### WHAT THE TASK ASKS
Every entry below must appear again, exactly as written.

## BEGIN RECORD LIST

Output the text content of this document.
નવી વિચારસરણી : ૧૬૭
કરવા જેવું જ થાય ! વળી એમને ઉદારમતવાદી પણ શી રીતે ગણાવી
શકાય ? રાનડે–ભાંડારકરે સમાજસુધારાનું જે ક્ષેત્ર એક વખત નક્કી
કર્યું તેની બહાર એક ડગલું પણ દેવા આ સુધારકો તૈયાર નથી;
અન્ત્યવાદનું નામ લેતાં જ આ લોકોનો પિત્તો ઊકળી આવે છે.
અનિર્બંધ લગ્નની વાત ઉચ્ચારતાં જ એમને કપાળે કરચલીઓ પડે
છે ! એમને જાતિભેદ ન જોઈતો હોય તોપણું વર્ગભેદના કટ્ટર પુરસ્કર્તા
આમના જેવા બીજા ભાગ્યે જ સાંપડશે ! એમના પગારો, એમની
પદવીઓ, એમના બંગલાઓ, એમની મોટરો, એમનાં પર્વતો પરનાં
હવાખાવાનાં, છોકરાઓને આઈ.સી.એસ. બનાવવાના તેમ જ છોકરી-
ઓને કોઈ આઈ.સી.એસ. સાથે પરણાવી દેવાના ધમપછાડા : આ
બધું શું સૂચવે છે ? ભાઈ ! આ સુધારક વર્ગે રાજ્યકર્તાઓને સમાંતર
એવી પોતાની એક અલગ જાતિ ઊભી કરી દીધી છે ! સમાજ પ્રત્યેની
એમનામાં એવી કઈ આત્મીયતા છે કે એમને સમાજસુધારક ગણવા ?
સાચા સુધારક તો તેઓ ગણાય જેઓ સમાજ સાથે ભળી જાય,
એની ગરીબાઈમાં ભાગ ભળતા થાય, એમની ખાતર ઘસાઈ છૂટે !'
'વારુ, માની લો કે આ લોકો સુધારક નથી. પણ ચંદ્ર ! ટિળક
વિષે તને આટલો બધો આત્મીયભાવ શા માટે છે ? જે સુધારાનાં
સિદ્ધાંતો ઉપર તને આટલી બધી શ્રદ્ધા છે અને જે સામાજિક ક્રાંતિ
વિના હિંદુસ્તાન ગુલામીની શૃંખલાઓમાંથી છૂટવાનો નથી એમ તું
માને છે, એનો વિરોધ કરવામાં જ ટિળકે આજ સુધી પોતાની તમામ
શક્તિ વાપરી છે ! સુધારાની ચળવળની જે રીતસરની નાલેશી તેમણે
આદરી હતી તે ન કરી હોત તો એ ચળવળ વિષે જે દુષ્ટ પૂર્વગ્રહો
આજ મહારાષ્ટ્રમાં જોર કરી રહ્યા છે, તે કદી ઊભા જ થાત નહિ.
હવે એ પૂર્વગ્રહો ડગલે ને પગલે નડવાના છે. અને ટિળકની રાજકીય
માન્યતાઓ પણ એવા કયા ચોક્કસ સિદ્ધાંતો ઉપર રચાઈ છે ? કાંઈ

## END RECORD LIST

### OUTPUT OF THE EXERCISE
Output the text content of this document.
નવી વિચારસરણી : ૧૬૭
કરવા જેવું જ થાય ! વળી એમને ઉદારમતવાદી પણ શી રીતે ગણાવી
શકાય ? રાનડે–ભાંડારકરે સમાજસુધારાનું જે ક્ષેત્ર એક વખત નક્કી
કર્યું તેની બહાર એક ડગલું પણ દેવા આ સુધારકો તૈયાર નથી;
અન્ત્યવાદનું નામ લેતાં જ આ લોકોનો પિત્તો ઊકળી આવે છે.
અનિર્બંધ લગ્નની વાત ઉચ્ચારતાં જ એમને કપાળે કરચલીઓ પડે
છે ! એમને જાતિભેદ ન જોઈતો હોય તોપણું વર્ગભેદના કટ્ટર પુરસ્કર્તા
આમના જેવા બીજા ભાગ્યે જ સાંપડશે ! એમના પગારો, એમની
પદવીઓ, એમના બંગલાઓ, એમની મોટરો, એમનાં પર્વતો પરનાં
હવાખાવાનાં, છોકરાઓને આઈ.સી.એસ. બનાવવાના તેમ જ છોકરી-
ઓને કોઈ આઈ.સી.એસ. સાથે પરણાવી દેવાના ધમપછાડા : આ
બધું શું સૂચવે છે ? ભાઈ ! આ સુધારક વર્ગે રાજ્યકર્તાઓને સમાંતર
એવી પોતાની એક અલગ જાતિ ઊભી કરી દીધી છે ! સમાજ પ્રત્યેની
એમનામાં એવી કઈ આત્મીયતા છે કે એમને સમાજસુધારક ગણવા ?
સાચા સુધારક તો તેઓ ગણાય જેઓ સમાજ સાથે ભળી જાય,
એની ગરીબાઈમાં ભાગ ભળતા થાય, એમની ખાતર ઘસાઈ છૂટે !'
'વારુ, માની લો કે આ લોકો સુધારક નથી. પણ ચંદ્ર ! ટિળક
વિષે તને આટલો બધો આત્મીયભાવ શા માટે છે ? જે સુધારાનાં
સિદ્ધાંતો ઉપર તને આટલી બધી શ્રદ્ધા છે અને જે સામાજિક ક્રાંતિ
વિના હિંદુસ્તાન ગુલામીની શૃંખલાઓમાંથી છૂટવાનો નથી એમ તું
માને છે, એનો વિરોધ કરવામાં જ ટિળકે આજ સુધી પોતાની તમામ
શક્તિ વાપરી છે ! સુધારાની ચળવળની જે રીતસરની નાલેશી તેમણે
આદરી હતી તે ન કરી હોત તો એ ચળવળ વિષે જે દુષ્ટ પૂર્વગ્રહો
આજ મહારાષ્ટ્રમાં જોર કરી રહ્યા છે, તે કદી ઊભા જ થાત નહિ.
હવે એ પૂર્વગ્રહો ડગલે ને પગલે નડવાના છે. અને ટિળકની રાજકીય
માન્યતાઓ પણ એવા કયા ચોક્કસ સિદ્ધાંતો ઉપર રચાઈ છે ? કાંઈ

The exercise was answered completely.